> What you are asked to do: Your task is to repeat the entries exactly. Leave the pictures out.

— start of Dataset —

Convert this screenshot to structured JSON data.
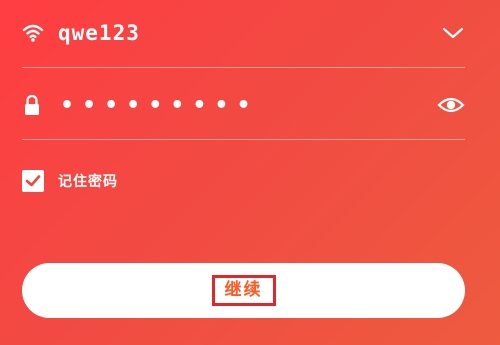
{
  "network": {
    "ssid": "qwe123",
    "wifi_icon": "wifi-icon",
    "dropdown_icon": "chevron-down-icon"
  },
  "password": {
    "masked_value": "•••••••••",
    "lock_icon": "lock-icon",
    "reveal_icon": "eye-icon"
  },
  "remember": {
    "label": "记住密码",
    "checked": true
  },
  "continue_button": {
    "label": "继续"
  },
  "colors": {
    "background_start": "#ff3d42",
    "background_end": "#ee5b3f",
    "button_text": "#ff5a24",
    "highlight_border": "#e0282a"
  }
}
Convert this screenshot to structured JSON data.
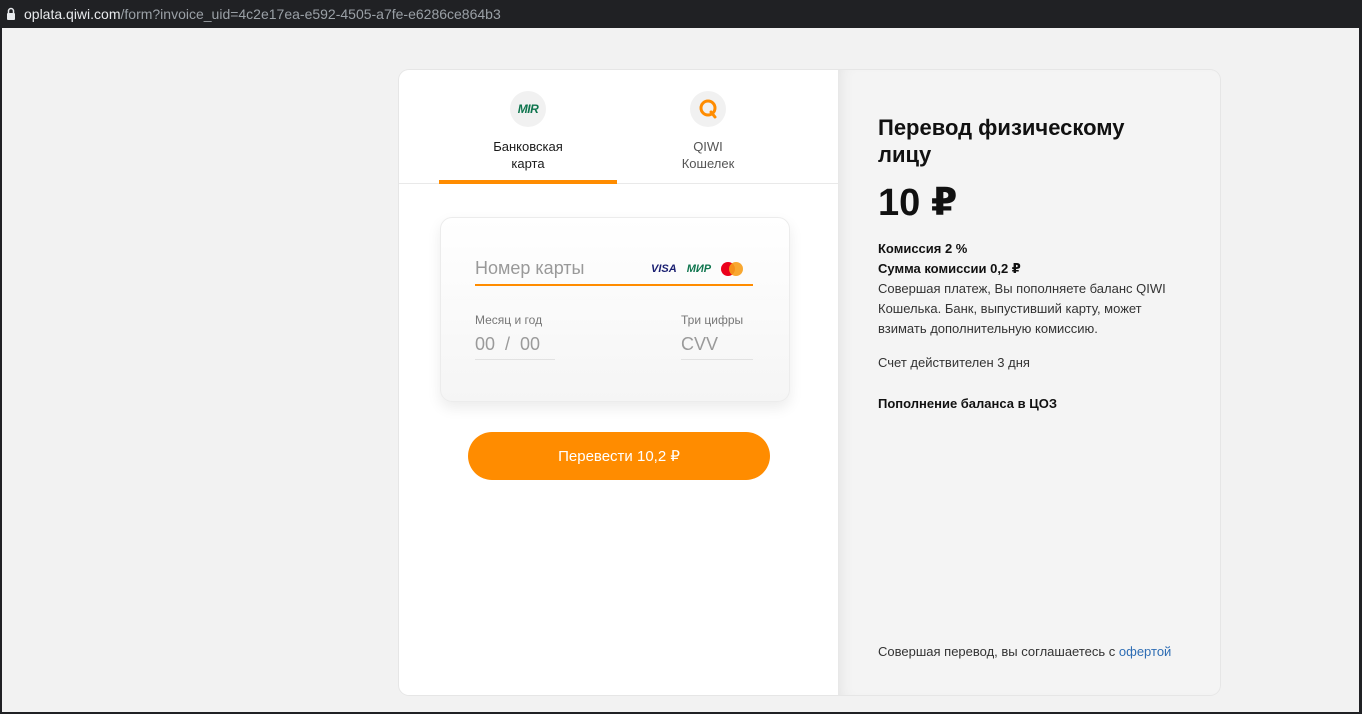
{
  "browser": {
    "url_host": "oplata.qiwi.com",
    "url_path": "/form?invoice_uid=4c2e17ea-e592-4505-a7fe-e6286ce864b3"
  },
  "tabs": [
    {
      "label": "Банковская\nкарта",
      "icon": "mir-icon",
      "active": true
    },
    {
      "label": "QIWI\nКошелек",
      "icon": "qiwi-icon",
      "active": false
    }
  ],
  "mir_logo_text": "MIR",
  "card_form": {
    "number_placeholder": "Номер карты",
    "brand_visa": "VISA",
    "brand_mir": "МИР",
    "month_label": "Месяц и год",
    "month_placeholder": "00  /  00",
    "cvv_label": "Три цифры",
    "cvv_placeholder": "CVV"
  },
  "pay_button": "Перевести 10,2 ₽",
  "summary": {
    "title": "Перевод физическому лицу",
    "amount": "10 ₽",
    "commission": "Комиссия 2 %",
    "commission_sum": "Сумма комиссии 0,2 ₽",
    "description": "Совершая платеж, Вы пополняете баланс QIWI Кошелька. Банк, выпустивший карту, может взимать дополнительную комиссию.",
    "validity": "Счет действителен 3 дня",
    "replenish": "Пополнение баланса в ЦОЗ",
    "agree_text": "Совершая перевод, вы соглашаетесь с ",
    "offer_link": "офертой"
  },
  "colors": {
    "accent": "#ff8c00",
    "link": "#2e6db4"
  }
}
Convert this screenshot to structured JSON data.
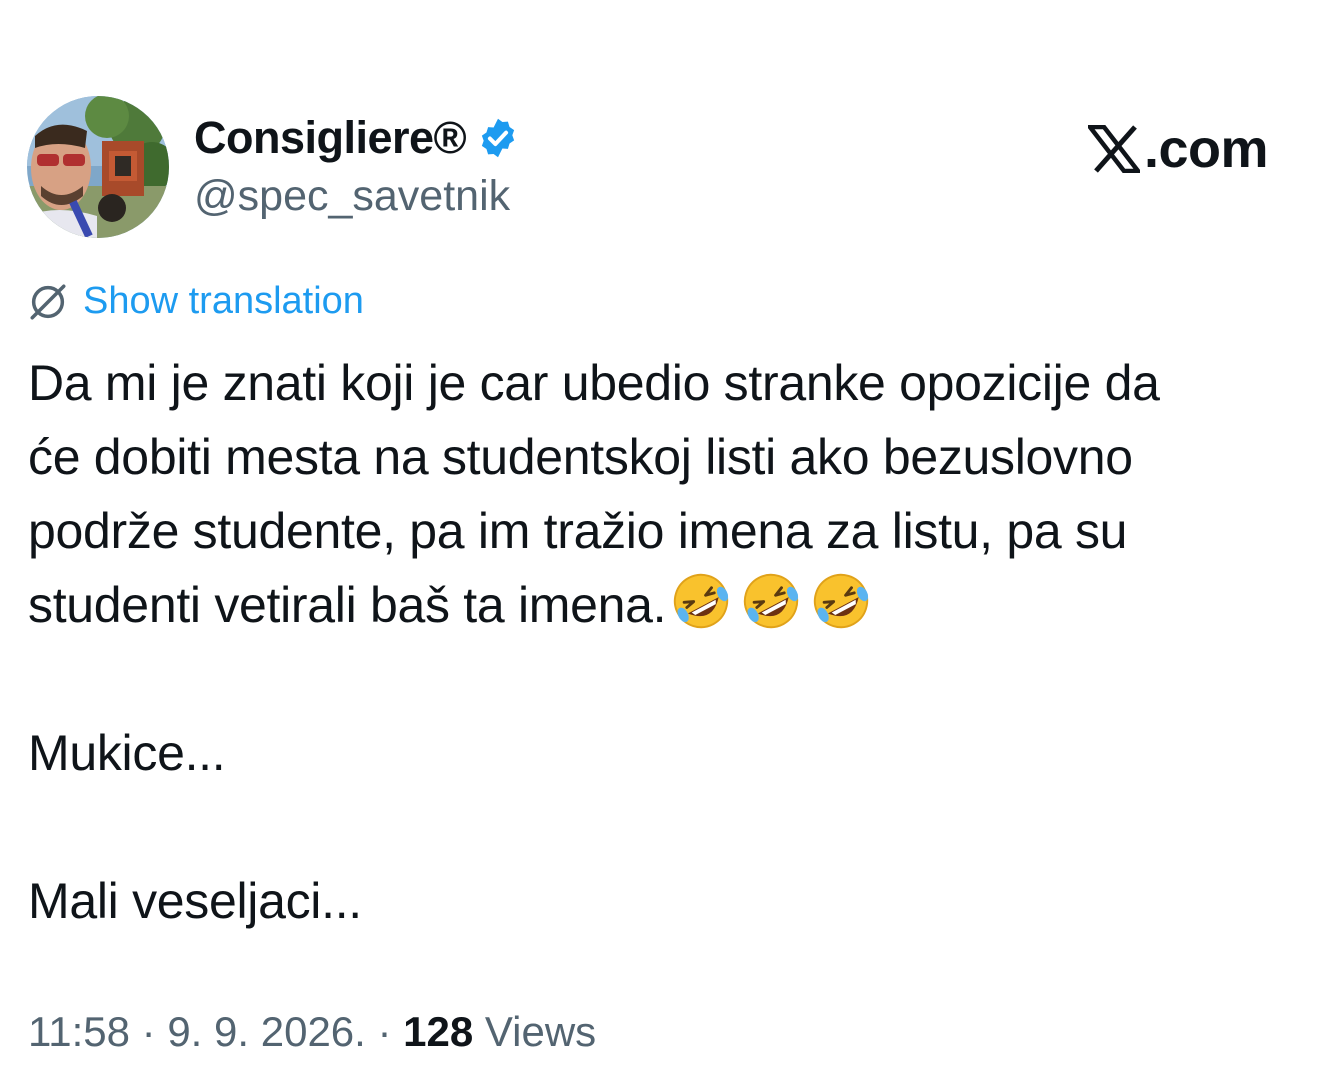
{
  "author": {
    "display_name": "Consigliere®",
    "handle": "@spec_savetnik",
    "verified": true
  },
  "brand": {
    "site": ".com",
    "logo_icon": "x-logo-icon"
  },
  "translation": {
    "label": "Show translation",
    "icon": "globe-slash-icon"
  },
  "tweet": {
    "line1": "Da mi je znati koji je car ubedio stranke opozicije da ",
    "line2": "će dobiti mesta na studentskoj listi ako bezuslovno ",
    "line3": "podrže studente, pa im tražio imena za listu, pa su ",
    "line4": "studenti vetirali baš ta imena.",
    "emojis": [
      "rolling-on-floor-laughing-emoji",
      "rolling-on-floor-laughing-emoji",
      "rolling-on-floor-laughing-emoji"
    ],
    "line5": "Mukice...",
    "line6": "Mali veseljaci..."
  },
  "meta": {
    "time": "11:58",
    "separator1": " · ",
    "date": "9. 9. 2026.",
    "separator2": " · ",
    "views_count": "128",
    "views_label": " Views"
  },
  "colors": {
    "text": "#0f1419",
    "secondary": "#536471",
    "accent": "#1d9bf0"
  }
}
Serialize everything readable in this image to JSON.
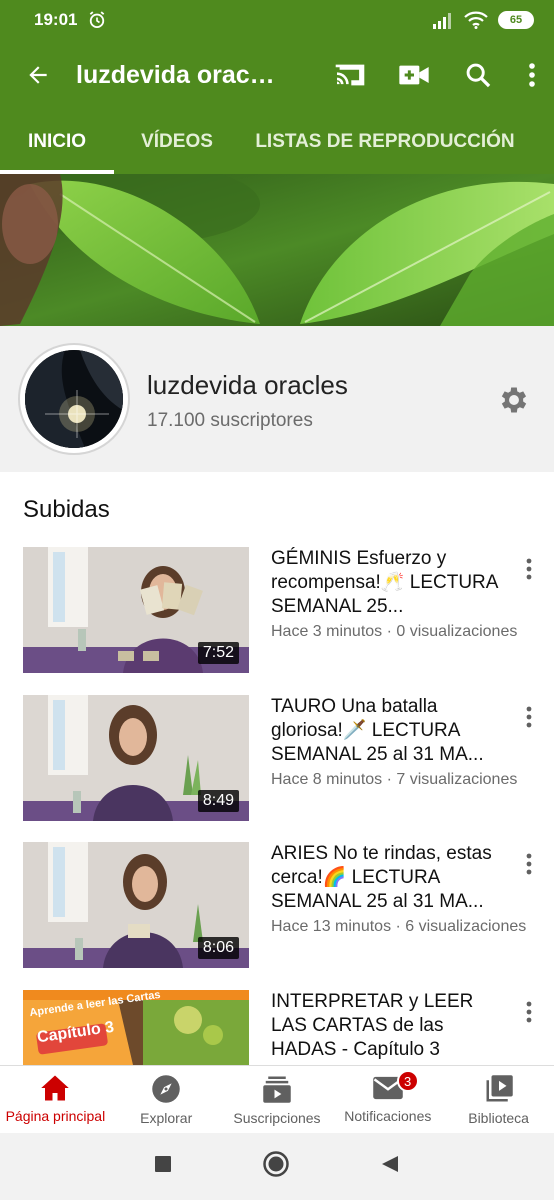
{
  "status": {
    "time": "19:01",
    "battery": "65"
  },
  "appbar": {
    "title": "luzdevida oracles"
  },
  "tabs": [
    {
      "label": "INICIO"
    },
    {
      "label": "VÍDEOS"
    },
    {
      "label": "LISTAS DE REPRODUCCIÓN"
    }
  ],
  "channel": {
    "name": "luzdevida oracles",
    "subscribers": "17.100 suscriptores"
  },
  "section": {
    "title": "Subidas"
  },
  "videos": [
    {
      "title": "GÉMINIS Esfuerzo y recompensa!🥂 LECTURA SEMANAL 25...",
      "meta": "Hace 3 minutos · 0 visualizaciones",
      "duration": "7:52"
    },
    {
      "title": "TAURO Una batalla gloriosa!🗡️ LECTURA SEMANAL 25 al 31 MA...",
      "meta": "Hace 8 minutos · 7 visualizaciones",
      "duration": "8:49"
    },
    {
      "title": "ARIES No te rindas, estas cerca!🌈 LECTURA SEMANAL 25 al 31 MA...",
      "meta": "Hace 13 minutos · 6 visualizaciones",
      "duration": "8:06"
    },
    {
      "title": "INTERPRETAR y LEER LAS CARTAS de las HADAS - Capítulo 3",
      "meta": "",
      "duration": "",
      "thumb_text_1": "Aprende a leer las Cartas",
      "thumb_text_2": "Capítulo 3"
    }
  ],
  "bottomnav": [
    {
      "label": "Página principal",
      "icon": "home-icon"
    },
    {
      "label": "Explorar",
      "icon": "compass-icon"
    },
    {
      "label": "Suscripciones",
      "icon": "subscriptions-icon"
    },
    {
      "label": "Notificaciones",
      "icon": "mail-icon",
      "badge": "3"
    },
    {
      "label": "Biblioteca",
      "icon": "library-icon"
    }
  ],
  "colors": {
    "brand": "#4f8a1e",
    "accent": "#cc0000"
  }
}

— end of Dataset —

> Exercise output:
Convert this screenshot to structured JSON data.
{
  "network": {
    "ssid": "qwe123",
    "wifi_icon": "wifi-icon",
    "dropdown_icon": "chevron-down-icon"
  },
  "password": {
    "masked_value": "•••••••••",
    "lock_icon": "lock-icon",
    "reveal_icon": "eye-icon"
  },
  "remember": {
    "label": "记住密码",
    "checked": true
  },
  "continue_button": {
    "label": "继续"
  },
  "colors": {
    "background_start": "#ff3d42",
    "background_end": "#ee5b3f",
    "button_text": "#ff5a24",
    "highlight_border": "#e0282a"
  }
}
Convert this screenshot to structured JSON data.
{
  "browser": {
    "url_host": "oplata.qiwi.com",
    "url_path": "/form?invoice_uid=4c2e17ea-e592-4505-a7fe-e6286ce864b3"
  },
  "tabs": [
    {
      "label": "Банковская\nкарта",
      "icon": "mir-icon",
      "active": true
    },
    {
      "label": "QIWI\nКошелек",
      "icon": "qiwi-icon",
      "active": false
    }
  ],
  "mir_logo_text": "MIR",
  "card_form": {
    "number_placeholder": "Номер карты",
    "brand_visa": "VISA",
    "brand_mir": "МИР",
    "month_label": "Месяц и год",
    "month_placeholder": "00  /  00",
    "cvv_label": "Три цифры",
    "cvv_placeholder": "CVV"
  },
  "pay_button": "Перевести 10,2 ₽",
  "summary": {
    "title": "Перевод физическому лицу",
    "amount": "10 ₽",
    "commission": "Комиссия 2 %",
    "commission_sum": "Сумма комиссии 0,2 ₽",
    "description": "Совершая платеж, Вы пополняете баланс QIWI Кошелька. Банк, выпустивший карту, может взимать дополнительную комиссию.",
    "validity": "Счет действителен 3 дня",
    "replenish": "Пополнение баланса в ЦОЗ",
    "agree_text": "Совершая перевод, вы соглашаетесь с ",
    "offer_link": "офертой"
  },
  "colors": {
    "accent": "#ff8c00",
    "link": "#2e6db4"
  }
}
Convert this screenshot to structured JSON data.
{
  "author": {
    "display_name": "Consigliere®",
    "handle": "@spec_savetnik",
    "verified": true
  },
  "brand": {
    "site": ".com",
    "logo_icon": "x-logo-icon"
  },
  "translation": {
    "label": "Show translation",
    "icon": "globe-slash-icon"
  },
  "tweet": {
    "line1": "Da mi je znati koji je car ubedio stranke opozicije da ",
    "line2": "će dobiti mesta na studentskoj listi ako bezuslovno ",
    "line3": "podrže studente, pa im tražio imena za listu, pa su ",
    "line4": "studenti vetirali baš ta imena.",
    "emojis": [
      "rolling-on-floor-laughing-emoji",
      "rolling-on-floor-laughing-emoji",
      "rolling-on-floor-laughing-emoji"
    ],
    "line5": "Mukice...",
    "line6": "Mali veseljaci..."
  },
  "meta": {
    "time": "11:58",
    "separator1": " · ",
    "date": "9. 9. 2026.",
    "separator2": " · ",
    "views_count": "128",
    "views_label": " Views"
  },
  "colors": {
    "text": "#0f1419",
    "secondary": "#536471",
    "accent": "#1d9bf0"
  }
}
Serialize everything readable in this image to JSON.
{
  "status": {
    "time": "19:01",
    "battery": "65"
  },
  "appbar": {
    "title": "luzdevida oracles"
  },
  "tabs": [
    {
      "label": "INICIO"
    },
    {
      "label": "VÍDEOS"
    },
    {
      "label": "LISTAS DE REPRODUCCIÓN"
    }
  ],
  "channel": {
    "name": "luzdevida oracles",
    "subscribers": "17.100 suscriptores"
  },
  "section": {
    "title": "Subidas"
  },
  "videos": [
    {
      "title": "GÉMINIS Esfuerzo y recompensa!🥂 LECTURA SEMANAL 25...",
      "meta": "Hace 3 minutos · 0 visualizaciones",
      "duration": "7:52"
    },
    {
      "title": "TAURO Una batalla gloriosa!🗡️ LECTURA SEMANAL 25 al 31 MA...",
      "meta": "Hace 8 minutos · 7 visualizaciones",
      "duration": "8:49"
    },
    {
      "title": "ARIES No te rindas, estas cerca!🌈 LECTURA SEMANAL 25 al 31 MA...",
      "meta": "Hace 13 minutos · 6 visualizaciones",
      "duration": "8:06"
    },
    {
      "title": "INTERPRETAR y LEER LAS CARTAS de las HADAS - Capítulo 3",
      "meta": "",
      "duration": "",
      "thumb_text_1": "Aprende a leer las Cartas",
      "thumb_text_2": "Capítulo 3"
    }
  ],
  "bottomnav": [
    {
      "label": "Página principal",
      "icon": "home-icon"
    },
    {
      "label": "Explorar",
      "icon": "compass-icon"
    },
    {
      "label": "Suscripciones",
      "icon": "subscriptions-icon"
    },
    {
      "label": "Notificaciones",
      "icon": "mail-icon",
      "badge": "3"
    },
    {
      "label": "Biblioteca",
      "icon": "library-icon"
    }
  ],
  "colors": {
    "brand": "#4f8a1e",
    "accent": "#cc0000"
  }
}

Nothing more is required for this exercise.